Supplied entries:

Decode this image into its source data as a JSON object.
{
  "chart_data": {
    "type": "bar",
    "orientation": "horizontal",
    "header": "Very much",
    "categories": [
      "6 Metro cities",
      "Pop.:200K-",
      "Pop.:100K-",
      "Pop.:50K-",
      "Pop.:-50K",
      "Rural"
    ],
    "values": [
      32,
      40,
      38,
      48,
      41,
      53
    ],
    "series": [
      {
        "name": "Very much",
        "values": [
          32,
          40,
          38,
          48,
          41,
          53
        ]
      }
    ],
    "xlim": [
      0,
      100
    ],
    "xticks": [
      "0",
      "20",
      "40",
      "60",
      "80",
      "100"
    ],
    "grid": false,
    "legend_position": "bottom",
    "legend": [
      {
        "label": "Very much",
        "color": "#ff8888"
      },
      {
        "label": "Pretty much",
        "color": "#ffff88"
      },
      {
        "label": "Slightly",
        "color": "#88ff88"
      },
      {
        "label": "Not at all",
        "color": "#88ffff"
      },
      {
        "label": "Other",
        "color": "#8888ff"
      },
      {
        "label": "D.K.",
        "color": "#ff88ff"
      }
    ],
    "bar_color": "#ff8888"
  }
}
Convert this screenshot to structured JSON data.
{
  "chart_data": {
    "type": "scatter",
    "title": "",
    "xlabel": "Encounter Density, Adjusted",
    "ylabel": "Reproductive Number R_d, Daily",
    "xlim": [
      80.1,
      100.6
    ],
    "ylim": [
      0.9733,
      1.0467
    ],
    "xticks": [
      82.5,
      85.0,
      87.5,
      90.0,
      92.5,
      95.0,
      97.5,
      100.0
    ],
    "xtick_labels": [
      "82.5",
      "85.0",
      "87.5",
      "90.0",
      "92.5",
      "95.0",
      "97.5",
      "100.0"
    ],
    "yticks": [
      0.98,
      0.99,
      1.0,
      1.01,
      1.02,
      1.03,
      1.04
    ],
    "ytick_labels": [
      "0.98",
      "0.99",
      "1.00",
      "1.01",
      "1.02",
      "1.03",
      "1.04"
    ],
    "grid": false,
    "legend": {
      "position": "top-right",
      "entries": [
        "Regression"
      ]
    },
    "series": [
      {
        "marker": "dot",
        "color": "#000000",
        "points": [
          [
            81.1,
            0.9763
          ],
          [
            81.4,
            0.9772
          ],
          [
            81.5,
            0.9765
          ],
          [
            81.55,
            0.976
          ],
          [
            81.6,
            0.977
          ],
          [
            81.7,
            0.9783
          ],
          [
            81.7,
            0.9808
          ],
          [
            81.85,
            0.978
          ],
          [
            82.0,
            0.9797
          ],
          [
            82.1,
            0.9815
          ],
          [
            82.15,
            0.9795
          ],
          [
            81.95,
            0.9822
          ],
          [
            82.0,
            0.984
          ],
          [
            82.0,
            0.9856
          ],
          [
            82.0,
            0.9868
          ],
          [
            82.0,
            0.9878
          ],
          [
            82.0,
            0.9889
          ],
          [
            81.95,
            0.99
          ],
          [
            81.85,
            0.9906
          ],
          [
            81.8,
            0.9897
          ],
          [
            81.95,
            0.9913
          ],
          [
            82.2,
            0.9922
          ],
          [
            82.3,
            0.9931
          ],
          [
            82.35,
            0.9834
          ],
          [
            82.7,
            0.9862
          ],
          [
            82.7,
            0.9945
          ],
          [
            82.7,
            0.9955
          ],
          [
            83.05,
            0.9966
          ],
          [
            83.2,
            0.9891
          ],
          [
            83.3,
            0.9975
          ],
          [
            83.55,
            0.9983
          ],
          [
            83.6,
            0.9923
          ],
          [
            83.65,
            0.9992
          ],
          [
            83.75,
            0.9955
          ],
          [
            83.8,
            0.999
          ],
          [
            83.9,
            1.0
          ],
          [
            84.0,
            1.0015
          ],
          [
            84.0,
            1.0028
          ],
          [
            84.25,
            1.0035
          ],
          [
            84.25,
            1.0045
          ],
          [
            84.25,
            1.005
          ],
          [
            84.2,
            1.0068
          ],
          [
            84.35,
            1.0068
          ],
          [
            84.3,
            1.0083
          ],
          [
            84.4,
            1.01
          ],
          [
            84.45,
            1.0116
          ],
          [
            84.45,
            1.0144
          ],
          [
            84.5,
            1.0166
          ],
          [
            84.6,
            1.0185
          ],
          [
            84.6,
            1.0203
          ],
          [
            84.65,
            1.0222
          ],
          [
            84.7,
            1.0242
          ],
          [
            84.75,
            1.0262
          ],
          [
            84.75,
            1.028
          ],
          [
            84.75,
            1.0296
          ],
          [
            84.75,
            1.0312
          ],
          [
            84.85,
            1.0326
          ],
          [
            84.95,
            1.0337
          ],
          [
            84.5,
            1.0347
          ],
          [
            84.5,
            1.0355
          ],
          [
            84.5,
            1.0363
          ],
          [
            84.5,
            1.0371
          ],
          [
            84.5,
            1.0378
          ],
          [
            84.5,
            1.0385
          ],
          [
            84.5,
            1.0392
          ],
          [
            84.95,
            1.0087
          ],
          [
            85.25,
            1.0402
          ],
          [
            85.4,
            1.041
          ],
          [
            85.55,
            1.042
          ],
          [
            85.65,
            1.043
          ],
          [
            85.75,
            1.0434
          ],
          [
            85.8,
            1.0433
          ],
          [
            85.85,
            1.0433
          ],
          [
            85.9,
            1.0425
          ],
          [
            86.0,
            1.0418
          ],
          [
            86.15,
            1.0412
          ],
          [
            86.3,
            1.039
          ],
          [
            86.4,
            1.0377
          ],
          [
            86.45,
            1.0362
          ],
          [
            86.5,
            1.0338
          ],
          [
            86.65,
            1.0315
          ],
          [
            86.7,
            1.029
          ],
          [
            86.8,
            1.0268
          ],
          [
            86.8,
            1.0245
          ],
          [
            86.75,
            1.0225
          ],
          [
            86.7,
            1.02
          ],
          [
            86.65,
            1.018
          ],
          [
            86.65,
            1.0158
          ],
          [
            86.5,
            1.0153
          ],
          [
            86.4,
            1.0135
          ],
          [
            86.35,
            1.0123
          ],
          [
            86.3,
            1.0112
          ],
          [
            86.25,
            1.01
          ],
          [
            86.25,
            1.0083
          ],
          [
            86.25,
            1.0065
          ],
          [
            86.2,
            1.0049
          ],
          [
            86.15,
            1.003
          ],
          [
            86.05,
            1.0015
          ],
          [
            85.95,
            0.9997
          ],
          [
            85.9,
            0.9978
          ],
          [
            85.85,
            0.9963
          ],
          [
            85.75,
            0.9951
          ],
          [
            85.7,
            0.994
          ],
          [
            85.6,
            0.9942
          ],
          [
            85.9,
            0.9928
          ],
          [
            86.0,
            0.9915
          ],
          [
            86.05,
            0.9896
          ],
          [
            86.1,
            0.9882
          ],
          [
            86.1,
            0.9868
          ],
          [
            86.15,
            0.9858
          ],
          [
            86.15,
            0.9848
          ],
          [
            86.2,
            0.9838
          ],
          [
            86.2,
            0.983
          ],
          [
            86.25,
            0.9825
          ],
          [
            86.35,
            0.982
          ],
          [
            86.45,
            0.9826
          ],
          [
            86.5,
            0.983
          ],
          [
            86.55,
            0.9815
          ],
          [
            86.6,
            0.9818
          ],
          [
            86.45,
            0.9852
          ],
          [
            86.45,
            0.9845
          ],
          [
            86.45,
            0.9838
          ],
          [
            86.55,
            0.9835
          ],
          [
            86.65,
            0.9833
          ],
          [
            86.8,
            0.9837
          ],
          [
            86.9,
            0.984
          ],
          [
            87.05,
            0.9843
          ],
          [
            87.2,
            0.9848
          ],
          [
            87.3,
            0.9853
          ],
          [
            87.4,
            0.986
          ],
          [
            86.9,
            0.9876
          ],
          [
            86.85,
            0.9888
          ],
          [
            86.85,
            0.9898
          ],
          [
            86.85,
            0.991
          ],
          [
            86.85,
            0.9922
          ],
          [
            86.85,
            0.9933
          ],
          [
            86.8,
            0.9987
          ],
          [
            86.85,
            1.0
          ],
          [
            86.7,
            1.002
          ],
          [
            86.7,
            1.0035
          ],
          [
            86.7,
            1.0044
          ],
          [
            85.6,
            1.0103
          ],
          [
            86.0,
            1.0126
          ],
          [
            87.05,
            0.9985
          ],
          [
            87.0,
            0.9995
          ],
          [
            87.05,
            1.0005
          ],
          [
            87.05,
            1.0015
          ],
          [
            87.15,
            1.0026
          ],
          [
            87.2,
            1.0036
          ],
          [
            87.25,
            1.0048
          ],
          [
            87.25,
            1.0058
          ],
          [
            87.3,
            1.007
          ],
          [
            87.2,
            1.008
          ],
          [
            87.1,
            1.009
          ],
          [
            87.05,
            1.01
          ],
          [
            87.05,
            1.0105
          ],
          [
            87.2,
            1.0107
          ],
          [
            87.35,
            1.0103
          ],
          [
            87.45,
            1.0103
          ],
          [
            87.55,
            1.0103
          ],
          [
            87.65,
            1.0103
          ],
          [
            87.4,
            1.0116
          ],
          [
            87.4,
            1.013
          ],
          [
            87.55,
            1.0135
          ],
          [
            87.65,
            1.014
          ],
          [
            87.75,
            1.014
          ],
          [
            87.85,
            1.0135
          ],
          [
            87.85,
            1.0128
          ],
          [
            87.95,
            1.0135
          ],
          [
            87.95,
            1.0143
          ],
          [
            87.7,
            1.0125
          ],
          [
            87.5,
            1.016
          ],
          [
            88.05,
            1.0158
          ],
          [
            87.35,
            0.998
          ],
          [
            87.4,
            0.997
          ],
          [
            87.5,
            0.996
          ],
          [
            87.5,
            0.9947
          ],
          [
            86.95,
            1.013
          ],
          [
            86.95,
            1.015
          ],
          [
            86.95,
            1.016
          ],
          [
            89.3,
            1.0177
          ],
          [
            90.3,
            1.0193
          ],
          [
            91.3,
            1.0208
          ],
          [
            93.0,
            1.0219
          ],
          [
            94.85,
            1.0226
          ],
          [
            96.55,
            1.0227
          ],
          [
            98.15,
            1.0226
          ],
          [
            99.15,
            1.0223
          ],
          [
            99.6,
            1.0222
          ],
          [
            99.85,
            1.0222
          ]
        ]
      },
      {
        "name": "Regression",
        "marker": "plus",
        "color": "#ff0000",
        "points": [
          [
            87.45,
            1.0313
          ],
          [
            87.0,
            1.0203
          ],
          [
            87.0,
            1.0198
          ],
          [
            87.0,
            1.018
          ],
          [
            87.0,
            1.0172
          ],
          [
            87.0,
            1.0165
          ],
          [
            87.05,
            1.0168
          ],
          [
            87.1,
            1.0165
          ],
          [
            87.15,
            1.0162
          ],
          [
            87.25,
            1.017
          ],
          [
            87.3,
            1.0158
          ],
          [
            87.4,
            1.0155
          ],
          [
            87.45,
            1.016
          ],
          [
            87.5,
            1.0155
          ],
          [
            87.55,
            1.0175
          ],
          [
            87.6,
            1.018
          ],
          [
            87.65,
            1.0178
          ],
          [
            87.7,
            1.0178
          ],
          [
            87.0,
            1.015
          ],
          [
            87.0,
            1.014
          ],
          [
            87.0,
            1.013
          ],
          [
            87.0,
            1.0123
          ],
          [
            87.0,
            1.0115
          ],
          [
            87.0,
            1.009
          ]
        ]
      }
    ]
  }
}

Instructions to follow:
Check each line above for the string "JSON" and show the ones that have it.

Written answer:
Decode this image into its source data as a JSON object.
Convert this screenshot to structured JSON data.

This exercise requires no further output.